Task objective:
Copy each line in the data that includes the word "title".

Record excerpts:
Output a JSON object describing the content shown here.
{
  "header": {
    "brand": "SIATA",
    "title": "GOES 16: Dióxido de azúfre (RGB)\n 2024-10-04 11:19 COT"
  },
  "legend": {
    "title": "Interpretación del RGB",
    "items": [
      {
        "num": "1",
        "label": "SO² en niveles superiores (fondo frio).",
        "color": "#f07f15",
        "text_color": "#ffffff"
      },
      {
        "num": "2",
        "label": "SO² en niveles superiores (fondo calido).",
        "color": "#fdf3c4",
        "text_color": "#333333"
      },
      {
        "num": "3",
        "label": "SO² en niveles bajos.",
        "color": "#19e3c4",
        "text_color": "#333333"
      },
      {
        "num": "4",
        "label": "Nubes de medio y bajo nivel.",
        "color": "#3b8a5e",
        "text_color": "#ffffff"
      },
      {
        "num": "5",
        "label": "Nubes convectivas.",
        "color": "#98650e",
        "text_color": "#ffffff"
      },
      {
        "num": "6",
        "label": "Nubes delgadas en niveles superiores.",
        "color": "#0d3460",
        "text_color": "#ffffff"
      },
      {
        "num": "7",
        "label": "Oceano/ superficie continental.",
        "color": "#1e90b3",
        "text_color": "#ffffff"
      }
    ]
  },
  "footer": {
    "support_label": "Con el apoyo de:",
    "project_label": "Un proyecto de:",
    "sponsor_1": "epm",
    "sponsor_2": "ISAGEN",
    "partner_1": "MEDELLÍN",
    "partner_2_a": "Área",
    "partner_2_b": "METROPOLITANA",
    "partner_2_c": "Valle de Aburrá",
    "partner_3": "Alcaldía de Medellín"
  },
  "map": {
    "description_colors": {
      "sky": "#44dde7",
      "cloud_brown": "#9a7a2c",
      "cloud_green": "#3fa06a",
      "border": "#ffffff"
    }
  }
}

Output of the task:
    "title": "GOES 16: Dióxido de azúfre (RGB)\n 2024-10-04 11:19 COT"
    "title": "Interpretación del RGB",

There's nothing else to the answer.